* Begin Task data *

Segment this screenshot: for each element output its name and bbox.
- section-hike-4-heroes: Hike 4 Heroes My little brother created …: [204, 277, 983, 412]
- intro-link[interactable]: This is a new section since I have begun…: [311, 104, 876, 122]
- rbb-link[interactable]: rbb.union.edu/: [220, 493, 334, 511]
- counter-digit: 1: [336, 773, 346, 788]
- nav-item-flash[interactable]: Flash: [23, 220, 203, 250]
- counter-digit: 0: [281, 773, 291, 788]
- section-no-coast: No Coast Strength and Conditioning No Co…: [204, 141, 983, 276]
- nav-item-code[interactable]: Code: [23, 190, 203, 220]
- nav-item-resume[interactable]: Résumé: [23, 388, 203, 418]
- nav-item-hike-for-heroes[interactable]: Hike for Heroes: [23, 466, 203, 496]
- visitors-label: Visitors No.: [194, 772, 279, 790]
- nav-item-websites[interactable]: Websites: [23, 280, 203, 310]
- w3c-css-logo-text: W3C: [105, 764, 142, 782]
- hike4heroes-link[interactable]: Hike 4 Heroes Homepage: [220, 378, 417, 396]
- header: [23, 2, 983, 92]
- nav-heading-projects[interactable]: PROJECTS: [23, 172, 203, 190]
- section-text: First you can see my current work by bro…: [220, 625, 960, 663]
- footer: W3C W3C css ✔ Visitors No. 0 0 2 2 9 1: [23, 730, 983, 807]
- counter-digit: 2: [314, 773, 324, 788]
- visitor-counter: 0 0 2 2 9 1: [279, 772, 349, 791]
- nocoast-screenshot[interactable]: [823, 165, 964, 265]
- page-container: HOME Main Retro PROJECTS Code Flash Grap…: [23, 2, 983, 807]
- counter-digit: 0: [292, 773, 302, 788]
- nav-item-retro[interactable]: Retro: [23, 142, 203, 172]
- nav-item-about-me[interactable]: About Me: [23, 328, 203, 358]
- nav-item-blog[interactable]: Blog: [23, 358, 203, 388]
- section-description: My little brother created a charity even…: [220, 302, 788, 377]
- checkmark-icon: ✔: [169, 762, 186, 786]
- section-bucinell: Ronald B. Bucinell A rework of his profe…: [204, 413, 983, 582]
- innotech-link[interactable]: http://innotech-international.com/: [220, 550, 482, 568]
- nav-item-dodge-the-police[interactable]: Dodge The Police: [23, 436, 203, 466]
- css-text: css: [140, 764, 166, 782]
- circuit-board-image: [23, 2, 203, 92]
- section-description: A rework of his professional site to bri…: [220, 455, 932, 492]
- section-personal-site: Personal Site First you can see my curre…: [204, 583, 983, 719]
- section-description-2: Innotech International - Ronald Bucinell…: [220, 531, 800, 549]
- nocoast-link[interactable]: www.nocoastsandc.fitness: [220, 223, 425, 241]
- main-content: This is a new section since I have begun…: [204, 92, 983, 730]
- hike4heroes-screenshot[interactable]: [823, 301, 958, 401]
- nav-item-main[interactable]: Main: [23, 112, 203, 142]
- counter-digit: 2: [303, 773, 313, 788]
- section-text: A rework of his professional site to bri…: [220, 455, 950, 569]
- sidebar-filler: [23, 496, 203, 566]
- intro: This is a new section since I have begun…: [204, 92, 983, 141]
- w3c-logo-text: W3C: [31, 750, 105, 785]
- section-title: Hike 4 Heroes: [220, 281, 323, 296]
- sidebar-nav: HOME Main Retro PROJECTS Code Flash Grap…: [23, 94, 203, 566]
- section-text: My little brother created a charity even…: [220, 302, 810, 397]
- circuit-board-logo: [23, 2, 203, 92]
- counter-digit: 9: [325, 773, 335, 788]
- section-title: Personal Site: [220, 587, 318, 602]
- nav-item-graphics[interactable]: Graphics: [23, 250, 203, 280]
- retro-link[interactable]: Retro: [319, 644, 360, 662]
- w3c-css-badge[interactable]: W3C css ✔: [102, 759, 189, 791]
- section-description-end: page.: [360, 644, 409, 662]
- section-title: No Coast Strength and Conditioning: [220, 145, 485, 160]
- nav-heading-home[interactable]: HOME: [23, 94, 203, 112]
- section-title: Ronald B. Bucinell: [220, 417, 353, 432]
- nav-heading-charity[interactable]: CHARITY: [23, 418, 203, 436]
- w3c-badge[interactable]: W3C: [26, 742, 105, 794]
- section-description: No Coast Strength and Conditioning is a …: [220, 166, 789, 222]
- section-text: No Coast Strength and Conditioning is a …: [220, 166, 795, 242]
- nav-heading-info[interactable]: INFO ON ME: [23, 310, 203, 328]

* End Task data *

**Work to do:**
Echo every line of the data above, reproducing each one precisely as it appears.

**Full response:**
Segment this screenshot: for each element output its name and bbox.
- section-hike-4-heroes: Hike 4 Heroes My little brother created …: [204, 277, 983, 412]
- intro-link[interactable]: This is a new section since I have begun…: [311, 104, 876, 122]
- rbb-link[interactable]: rbb.union.edu/: [220, 493, 334, 511]
- counter-digit: 1: [336, 773, 346, 788]
- nav-item-flash[interactable]: Flash: [23, 220, 203, 250]
- counter-digit: 0: [281, 773, 291, 788]
- section-no-coast: No Coast Strength and Conditioning No Co…: [204, 141, 983, 276]
- nav-item-code[interactable]: Code: [23, 190, 203, 220]
- nav-item-resume[interactable]: Résumé: [23, 388, 203, 418]
- nav-item-hike-for-heroes[interactable]: Hike for Heroes: [23, 466, 203, 496]
- visitors-label: Visitors No.: [194, 772, 279, 790]
- nav-item-websites[interactable]: Websites: [23, 280, 203, 310]
- w3c-css-logo-text: W3C: [105, 764, 142, 782]
- hike4heroes-link[interactable]: Hike 4 Heroes Homepage: [220, 378, 417, 396]
- header: [23, 2, 983, 92]
- nav-heading-projects[interactable]: PROJECTS: [23, 172, 203, 190]
- section-text: First you can see my current work by bro…: [220, 625, 960, 663]
- footer: W3C W3C css ✔ Visitors No. 0 0 2 2 9 1: [23, 730, 983, 807]
- counter-digit: 2: [314, 773, 324, 788]
- visitor-counter: 0 0 2 2 9 1: [279, 772, 349, 791]
- nocoast-screenshot[interactable]: [823, 165, 964, 265]
- page-container: HOME Main Retro PROJECTS Code Flash Grap…: [23, 2, 983, 807]
- counter-digit: 0: [292, 773, 302, 788]
- nav-item-retro[interactable]: Retro: [23, 142, 203, 172]
- nav-item-about-me[interactable]: About Me: [23, 328, 203, 358]
- nav-item-blog[interactable]: Blog: [23, 358, 203, 388]
- section-description: My little brother created a charity even…: [220, 302, 788, 377]
- checkmark-icon: ✔: [169, 762, 186, 786]
- section-bucinell: Ronald B. Bucinell A rework of his profe…: [204, 413, 983, 582]
- innotech-link[interactable]: http://innotech-international.com/: [220, 550, 482, 568]
- nav-item-dodge-the-police[interactable]: Dodge The Police: [23, 436, 203, 466]
- css-text: css: [140, 764, 166, 782]
- circuit-board-image: [23, 2, 203, 92]
- section-description: A rework of his professional site to bri…: [220, 455, 932, 492]
- section-personal-site: Personal Site First you can see my curre…: [204, 583, 983, 719]
- section-description-2: Innotech International - Ronald Bucinell…: [220, 531, 800, 549]
- nocoast-link[interactable]: www.nocoastsandc.fitness: [220, 223, 425, 241]
- main-content: This is a new section since I have begun…: [204, 92, 983, 730]
- hike4heroes-screenshot[interactable]: [823, 301, 958, 401]
- nav-item-main[interactable]: Main: [23, 112, 203, 142]
- counter-digit: 2: [303, 773, 313, 788]
- section-text: A rework of his professional site to bri…: [220, 455, 950, 569]
- sidebar-filler: [23, 496, 203, 566]
- intro: This is a new section since I have begun…: [204, 92, 983, 141]
- w3c-logo-text: W3C: [31, 750, 105, 785]
- section-title: Hike 4 Heroes: [220, 281, 323, 296]
- sidebar-nav: HOME Main Retro PROJECTS Code Flash Grap…: [23, 94, 203, 566]
- section-text: My little brother created a charity even…: [220, 302, 810, 397]
- circuit-board-logo: [23, 2, 203, 92]
- counter-digit: 9: [325, 773, 335, 788]
- section-title: Personal Site: [220, 587, 318, 602]
- nav-item-graphics[interactable]: Graphics: [23, 250, 203, 280]
- retro-link[interactable]: Retro: [319, 644, 360, 662]
- w3c-css-badge[interactable]: W3C css ✔: [102, 759, 189, 791]
- section-description-end: page.: [360, 644, 409, 662]
- section-title: No Coast Strength and Conditioning: [220, 145, 485, 160]
- nav-heading-home[interactable]: HOME: [23, 94, 203, 112]
- section-title: Ronald B. Bucinell: [220, 417, 353, 432]
- nav-heading-charity[interactable]: CHARITY: [23, 418, 203, 436]
- w3c-badge[interactable]: W3C: [26, 742, 105, 794]
- section-description: No Coast Strength and Conditioning is a …: [220, 166, 789, 222]
- section-text: No Coast Strength and Conditioning is a …: [220, 166, 795, 242]
- nav-heading-info[interactable]: INFO ON ME: [23, 310, 203, 328]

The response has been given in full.